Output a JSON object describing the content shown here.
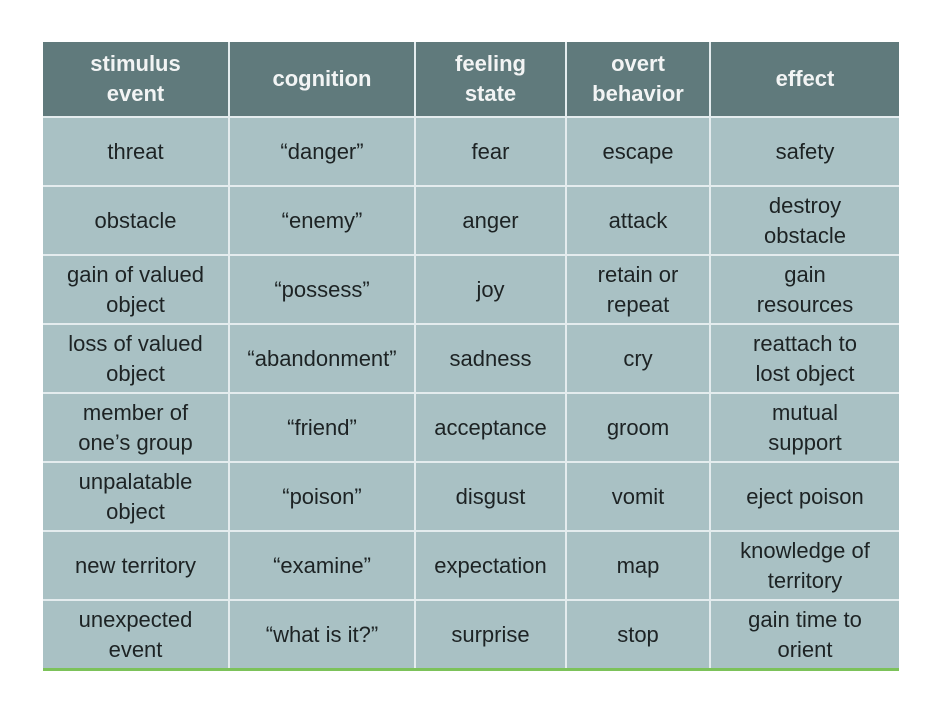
{
  "colors": {
    "header_bg": "#607a7c",
    "body_bg": "#a9c1c4",
    "bottom_rule": "#7cc25a"
  },
  "headers": [
    "stimulus event",
    "cognition",
    "feeling state",
    "overt behavior",
    "effect"
  ],
  "rows": [
    [
      "threat",
      "“danger”",
      "fear",
      "escape",
      "safety"
    ],
    [
      "obstacle",
      "“enemy”",
      "anger",
      "attack",
      "destroy obstacle"
    ],
    [
      "gain of valued object",
      "“possess”",
      "joy",
      "retain or repeat",
      "gain resources"
    ],
    [
      "loss of valued object",
      "“abandonment”",
      "sadness",
      "cry",
      "reattach to lost object"
    ],
    [
      "member of one’s group",
      "“friend”",
      "acceptance",
      "groom",
      "mutual support"
    ],
    [
      "unpalatable object",
      "“poison”",
      "disgust",
      "vomit",
      "eject poison"
    ],
    [
      "new territory",
      "“examine”",
      "expectation",
      "map",
      "knowledge of territory"
    ],
    [
      "unexpected event",
      "“what is it?”",
      "surprise",
      "stop",
      "gain time to orient"
    ]
  ]
}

Goal: Pick out every line holding the string "object" and return it.

Result for this exercise:
Output a JSON object describing the content shown here.
      "gain of valued object",
      "loss of valued object",
      "reattach to lost object"
      "unpalatable object",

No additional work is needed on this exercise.